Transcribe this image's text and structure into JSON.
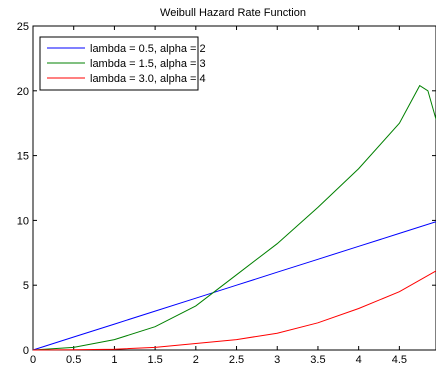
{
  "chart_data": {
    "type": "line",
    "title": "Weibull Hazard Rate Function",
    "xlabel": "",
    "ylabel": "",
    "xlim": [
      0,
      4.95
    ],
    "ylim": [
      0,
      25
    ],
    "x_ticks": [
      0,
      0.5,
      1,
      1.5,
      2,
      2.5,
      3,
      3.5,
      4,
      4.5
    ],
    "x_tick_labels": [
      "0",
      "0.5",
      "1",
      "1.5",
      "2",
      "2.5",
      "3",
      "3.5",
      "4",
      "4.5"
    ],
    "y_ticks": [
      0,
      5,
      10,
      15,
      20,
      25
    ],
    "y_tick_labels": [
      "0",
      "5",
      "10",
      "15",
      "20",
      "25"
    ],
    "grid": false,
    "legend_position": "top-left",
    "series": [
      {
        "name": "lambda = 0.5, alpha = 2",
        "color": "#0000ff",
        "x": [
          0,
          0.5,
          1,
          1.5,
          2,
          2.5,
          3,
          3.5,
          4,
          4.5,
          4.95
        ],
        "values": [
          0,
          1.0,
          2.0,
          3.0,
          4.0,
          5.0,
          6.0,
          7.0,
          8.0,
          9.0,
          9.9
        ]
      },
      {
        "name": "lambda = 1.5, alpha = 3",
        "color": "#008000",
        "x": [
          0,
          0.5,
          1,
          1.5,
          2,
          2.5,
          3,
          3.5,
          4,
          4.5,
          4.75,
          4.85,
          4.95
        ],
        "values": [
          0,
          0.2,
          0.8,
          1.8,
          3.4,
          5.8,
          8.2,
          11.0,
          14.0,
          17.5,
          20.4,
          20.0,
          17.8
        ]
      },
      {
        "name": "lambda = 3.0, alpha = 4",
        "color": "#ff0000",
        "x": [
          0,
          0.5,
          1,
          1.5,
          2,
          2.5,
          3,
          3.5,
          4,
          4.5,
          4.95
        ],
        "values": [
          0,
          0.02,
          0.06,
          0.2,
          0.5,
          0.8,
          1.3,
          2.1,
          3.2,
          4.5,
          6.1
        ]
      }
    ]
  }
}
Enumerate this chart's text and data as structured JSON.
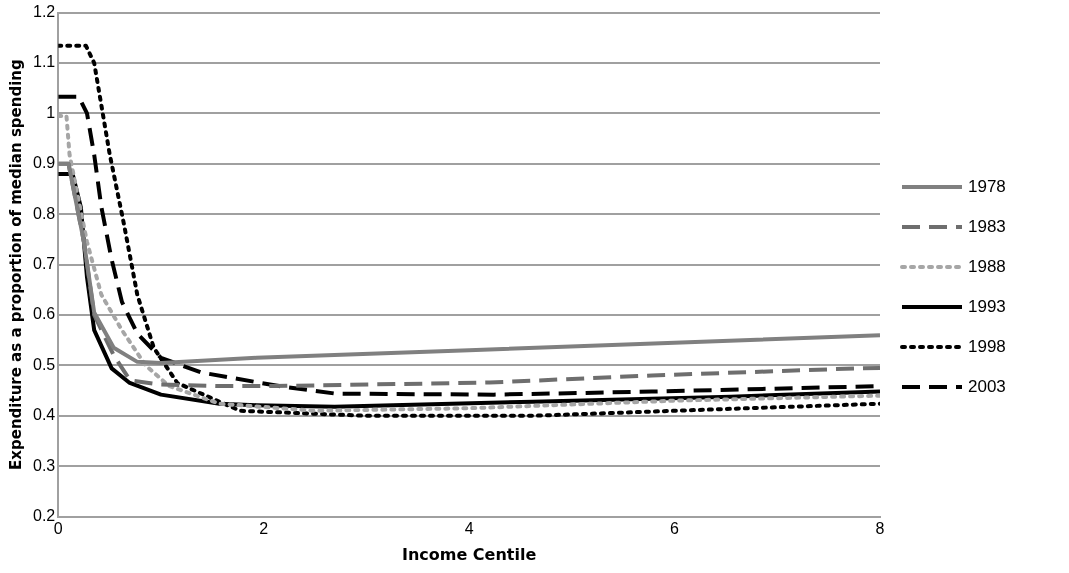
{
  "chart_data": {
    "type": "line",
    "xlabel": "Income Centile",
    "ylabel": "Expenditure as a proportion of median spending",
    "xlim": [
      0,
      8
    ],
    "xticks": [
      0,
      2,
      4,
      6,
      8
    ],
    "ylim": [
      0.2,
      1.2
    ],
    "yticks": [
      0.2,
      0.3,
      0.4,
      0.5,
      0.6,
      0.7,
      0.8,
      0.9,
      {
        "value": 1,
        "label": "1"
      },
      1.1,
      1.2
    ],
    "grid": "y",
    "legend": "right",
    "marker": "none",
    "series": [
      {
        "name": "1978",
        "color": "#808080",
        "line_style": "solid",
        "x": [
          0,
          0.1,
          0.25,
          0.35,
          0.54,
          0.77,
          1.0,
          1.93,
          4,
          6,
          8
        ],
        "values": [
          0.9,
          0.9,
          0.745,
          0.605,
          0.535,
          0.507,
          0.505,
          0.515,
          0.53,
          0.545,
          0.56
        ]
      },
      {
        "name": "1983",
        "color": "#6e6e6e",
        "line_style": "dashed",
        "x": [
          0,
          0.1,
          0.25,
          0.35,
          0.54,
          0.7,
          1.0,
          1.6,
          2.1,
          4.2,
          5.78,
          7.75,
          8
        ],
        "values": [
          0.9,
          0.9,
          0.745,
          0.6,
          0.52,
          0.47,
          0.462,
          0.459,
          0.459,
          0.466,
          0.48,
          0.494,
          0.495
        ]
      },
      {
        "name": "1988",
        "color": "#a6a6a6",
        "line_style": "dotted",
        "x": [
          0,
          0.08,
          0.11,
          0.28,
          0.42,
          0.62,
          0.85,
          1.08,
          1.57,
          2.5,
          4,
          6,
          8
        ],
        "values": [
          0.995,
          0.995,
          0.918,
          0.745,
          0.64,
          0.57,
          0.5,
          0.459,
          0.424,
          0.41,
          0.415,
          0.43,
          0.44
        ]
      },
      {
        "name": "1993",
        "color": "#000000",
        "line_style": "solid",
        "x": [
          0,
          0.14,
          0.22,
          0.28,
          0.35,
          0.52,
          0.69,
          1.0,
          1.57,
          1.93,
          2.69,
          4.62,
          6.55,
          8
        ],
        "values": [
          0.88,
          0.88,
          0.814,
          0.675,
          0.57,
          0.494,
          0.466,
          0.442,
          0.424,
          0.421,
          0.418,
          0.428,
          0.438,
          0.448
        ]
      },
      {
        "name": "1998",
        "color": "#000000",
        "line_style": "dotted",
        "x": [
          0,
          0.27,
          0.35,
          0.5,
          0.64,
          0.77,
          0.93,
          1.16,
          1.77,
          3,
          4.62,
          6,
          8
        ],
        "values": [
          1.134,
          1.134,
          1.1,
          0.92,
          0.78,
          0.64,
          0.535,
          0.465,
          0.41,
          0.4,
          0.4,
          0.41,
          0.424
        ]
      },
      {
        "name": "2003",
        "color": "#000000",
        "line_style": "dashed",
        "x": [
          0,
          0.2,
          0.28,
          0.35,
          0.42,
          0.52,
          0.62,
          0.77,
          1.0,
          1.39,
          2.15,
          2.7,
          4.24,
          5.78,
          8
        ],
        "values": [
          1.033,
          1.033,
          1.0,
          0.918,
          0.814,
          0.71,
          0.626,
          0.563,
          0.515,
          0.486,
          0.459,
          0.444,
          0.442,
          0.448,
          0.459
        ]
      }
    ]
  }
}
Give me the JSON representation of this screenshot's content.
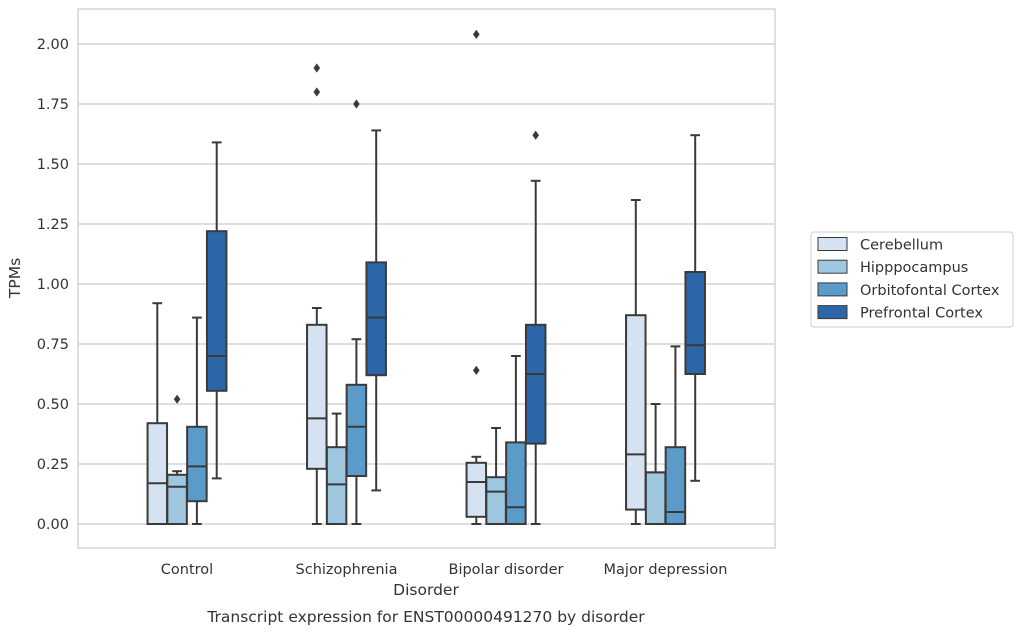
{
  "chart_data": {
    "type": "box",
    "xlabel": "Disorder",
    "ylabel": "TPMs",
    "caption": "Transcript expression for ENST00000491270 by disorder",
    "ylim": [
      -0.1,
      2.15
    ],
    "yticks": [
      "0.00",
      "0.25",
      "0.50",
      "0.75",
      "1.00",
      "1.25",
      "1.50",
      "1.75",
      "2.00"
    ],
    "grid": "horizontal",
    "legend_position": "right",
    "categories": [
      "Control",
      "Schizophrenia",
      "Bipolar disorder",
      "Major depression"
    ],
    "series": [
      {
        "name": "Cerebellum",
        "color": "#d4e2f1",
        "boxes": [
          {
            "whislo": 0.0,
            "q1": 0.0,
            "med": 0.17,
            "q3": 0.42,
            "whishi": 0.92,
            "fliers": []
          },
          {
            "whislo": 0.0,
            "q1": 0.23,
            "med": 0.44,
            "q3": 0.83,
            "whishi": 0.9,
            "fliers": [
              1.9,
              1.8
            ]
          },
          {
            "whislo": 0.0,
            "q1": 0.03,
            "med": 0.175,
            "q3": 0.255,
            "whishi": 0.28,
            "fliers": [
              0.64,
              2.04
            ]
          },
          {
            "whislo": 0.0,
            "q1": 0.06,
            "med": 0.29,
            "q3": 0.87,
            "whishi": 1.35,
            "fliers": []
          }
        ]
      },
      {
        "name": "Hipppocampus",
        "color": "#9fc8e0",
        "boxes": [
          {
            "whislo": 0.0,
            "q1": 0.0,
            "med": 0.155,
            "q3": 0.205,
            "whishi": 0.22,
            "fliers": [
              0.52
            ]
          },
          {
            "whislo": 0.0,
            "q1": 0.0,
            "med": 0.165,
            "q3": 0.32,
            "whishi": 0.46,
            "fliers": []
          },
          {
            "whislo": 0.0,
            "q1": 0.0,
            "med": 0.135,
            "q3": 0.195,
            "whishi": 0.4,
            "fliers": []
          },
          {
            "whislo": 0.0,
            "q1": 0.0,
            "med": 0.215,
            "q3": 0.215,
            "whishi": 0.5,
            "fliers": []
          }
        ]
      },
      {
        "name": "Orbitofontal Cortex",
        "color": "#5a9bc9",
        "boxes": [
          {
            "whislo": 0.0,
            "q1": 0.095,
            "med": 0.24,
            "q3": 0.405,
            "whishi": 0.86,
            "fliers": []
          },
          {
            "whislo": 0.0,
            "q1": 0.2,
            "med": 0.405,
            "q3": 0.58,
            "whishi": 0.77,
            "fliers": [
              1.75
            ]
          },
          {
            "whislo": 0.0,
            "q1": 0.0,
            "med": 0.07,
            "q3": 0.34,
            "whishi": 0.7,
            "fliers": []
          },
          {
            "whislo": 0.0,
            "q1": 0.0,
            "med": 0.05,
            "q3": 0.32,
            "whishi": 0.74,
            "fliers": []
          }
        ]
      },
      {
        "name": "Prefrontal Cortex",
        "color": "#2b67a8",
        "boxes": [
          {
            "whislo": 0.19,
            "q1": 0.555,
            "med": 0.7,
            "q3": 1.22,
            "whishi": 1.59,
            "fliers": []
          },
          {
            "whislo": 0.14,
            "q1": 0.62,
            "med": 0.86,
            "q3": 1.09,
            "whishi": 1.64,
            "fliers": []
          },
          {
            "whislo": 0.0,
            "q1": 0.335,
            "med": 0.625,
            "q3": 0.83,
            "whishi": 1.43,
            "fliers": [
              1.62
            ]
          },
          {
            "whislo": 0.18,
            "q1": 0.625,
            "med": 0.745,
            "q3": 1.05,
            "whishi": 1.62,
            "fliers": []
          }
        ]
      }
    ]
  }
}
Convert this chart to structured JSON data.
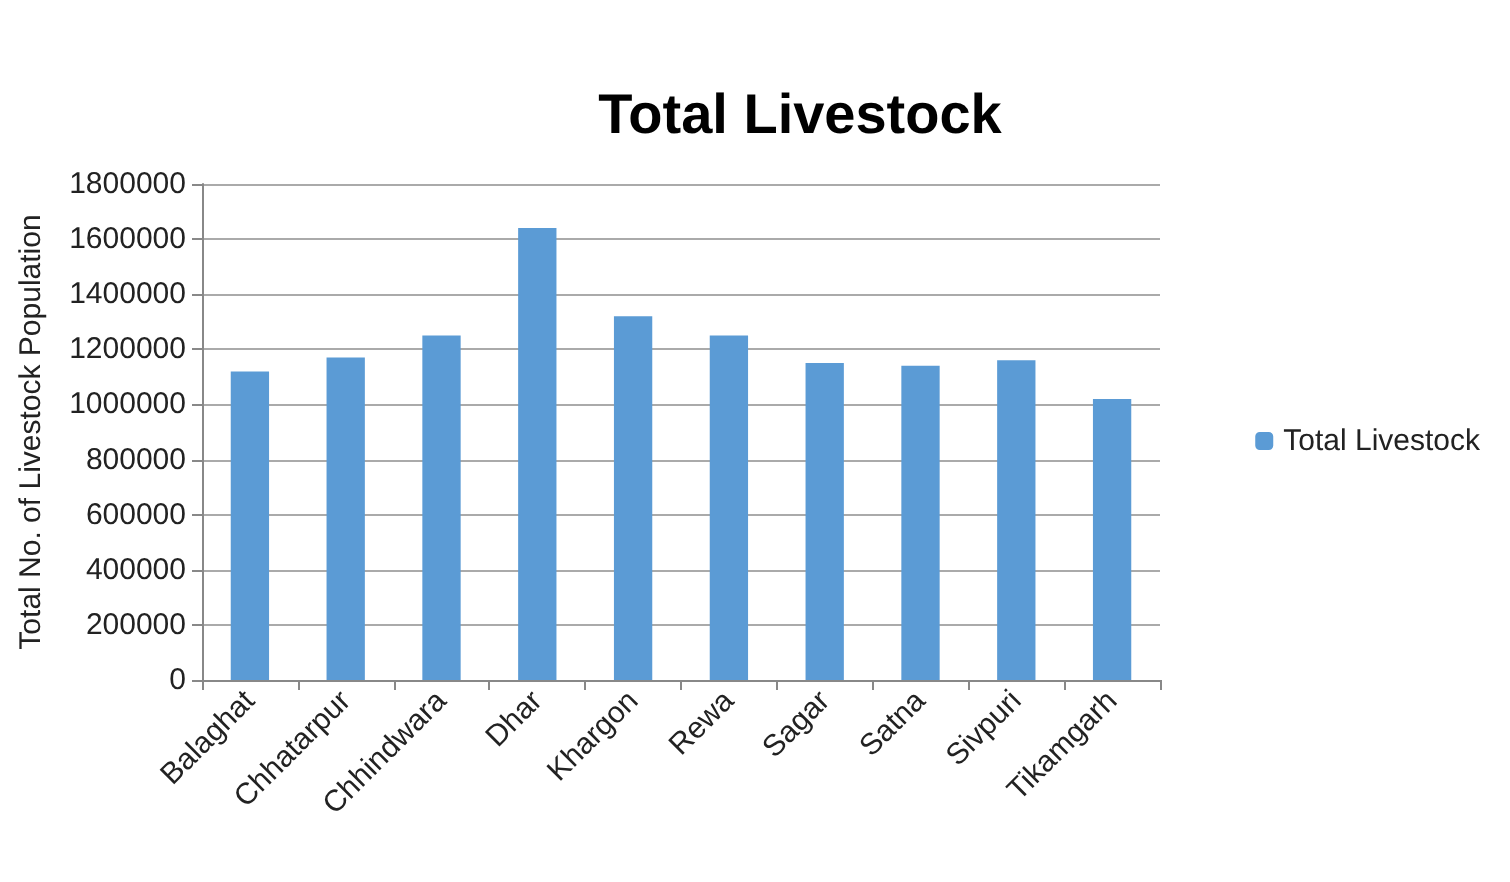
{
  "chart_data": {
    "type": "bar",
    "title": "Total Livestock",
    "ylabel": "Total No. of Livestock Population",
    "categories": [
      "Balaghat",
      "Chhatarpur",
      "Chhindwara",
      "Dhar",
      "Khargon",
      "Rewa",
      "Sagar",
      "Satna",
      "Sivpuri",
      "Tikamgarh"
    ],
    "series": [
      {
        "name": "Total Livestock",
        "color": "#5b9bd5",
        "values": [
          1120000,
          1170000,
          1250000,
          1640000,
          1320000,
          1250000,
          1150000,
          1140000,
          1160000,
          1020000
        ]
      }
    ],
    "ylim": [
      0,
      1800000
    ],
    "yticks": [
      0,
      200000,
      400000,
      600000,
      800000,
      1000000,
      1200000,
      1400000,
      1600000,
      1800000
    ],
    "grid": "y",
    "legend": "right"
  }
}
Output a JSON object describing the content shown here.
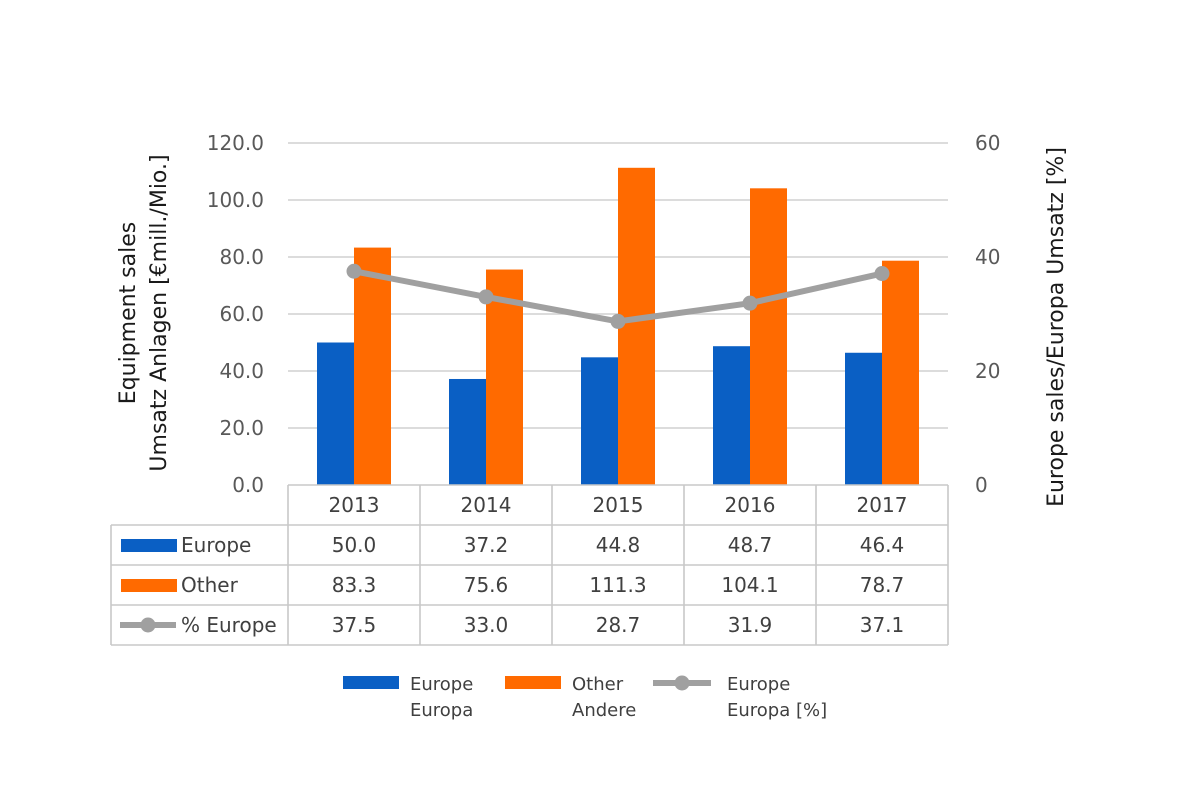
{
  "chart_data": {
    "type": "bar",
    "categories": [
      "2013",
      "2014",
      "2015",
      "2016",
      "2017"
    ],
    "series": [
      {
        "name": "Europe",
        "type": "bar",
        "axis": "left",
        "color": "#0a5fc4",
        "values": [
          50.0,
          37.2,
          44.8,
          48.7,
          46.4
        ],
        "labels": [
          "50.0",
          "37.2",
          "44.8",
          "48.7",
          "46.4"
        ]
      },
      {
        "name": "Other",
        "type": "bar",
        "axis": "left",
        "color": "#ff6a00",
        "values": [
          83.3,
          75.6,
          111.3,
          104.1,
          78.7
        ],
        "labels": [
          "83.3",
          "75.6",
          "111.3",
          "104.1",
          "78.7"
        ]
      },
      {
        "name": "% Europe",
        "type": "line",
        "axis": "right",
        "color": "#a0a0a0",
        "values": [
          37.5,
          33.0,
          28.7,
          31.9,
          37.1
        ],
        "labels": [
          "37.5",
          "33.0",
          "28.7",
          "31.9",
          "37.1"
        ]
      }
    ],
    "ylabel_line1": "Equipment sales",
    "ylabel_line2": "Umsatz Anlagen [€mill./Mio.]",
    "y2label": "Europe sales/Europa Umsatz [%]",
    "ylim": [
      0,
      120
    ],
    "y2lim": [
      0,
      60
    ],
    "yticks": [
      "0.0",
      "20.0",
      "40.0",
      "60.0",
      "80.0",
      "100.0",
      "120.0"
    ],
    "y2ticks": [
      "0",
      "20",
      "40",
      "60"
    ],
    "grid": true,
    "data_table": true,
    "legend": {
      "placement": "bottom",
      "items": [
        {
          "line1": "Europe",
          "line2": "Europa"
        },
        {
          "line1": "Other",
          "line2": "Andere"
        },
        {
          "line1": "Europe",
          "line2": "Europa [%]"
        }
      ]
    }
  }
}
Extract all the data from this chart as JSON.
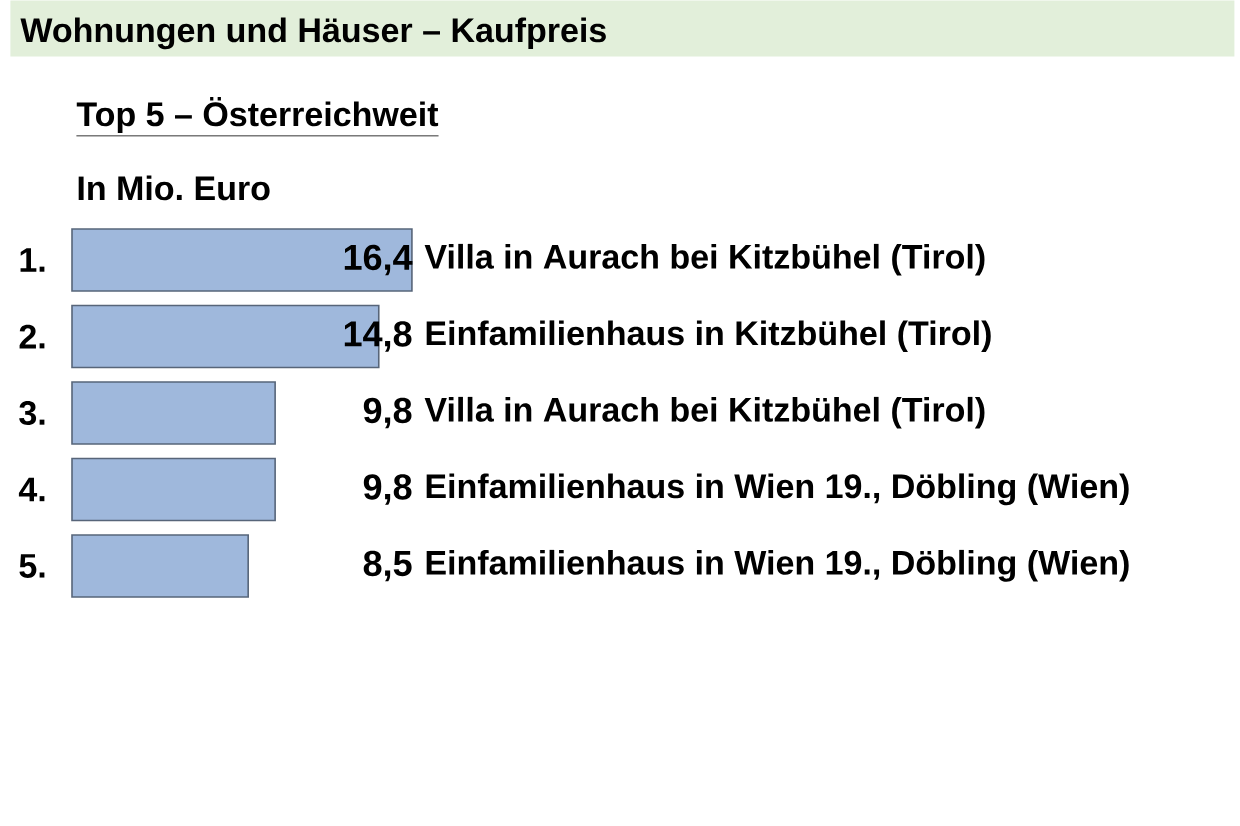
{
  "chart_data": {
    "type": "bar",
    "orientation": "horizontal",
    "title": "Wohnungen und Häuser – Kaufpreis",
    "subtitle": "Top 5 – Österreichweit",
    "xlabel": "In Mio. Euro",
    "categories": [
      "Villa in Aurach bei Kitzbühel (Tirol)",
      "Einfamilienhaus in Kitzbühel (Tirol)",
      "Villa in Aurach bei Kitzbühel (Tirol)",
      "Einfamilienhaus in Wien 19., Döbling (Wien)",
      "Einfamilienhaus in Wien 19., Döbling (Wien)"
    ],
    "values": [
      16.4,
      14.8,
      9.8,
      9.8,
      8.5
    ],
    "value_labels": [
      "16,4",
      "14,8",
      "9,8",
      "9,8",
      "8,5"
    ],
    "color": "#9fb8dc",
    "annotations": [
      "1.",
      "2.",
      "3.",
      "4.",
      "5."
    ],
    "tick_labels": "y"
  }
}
◇ ◇ ◇ ◇ ◇ ◇ ◇
The answer is one number: how many lines of the material above contain "sales".

→ Exercise output: 2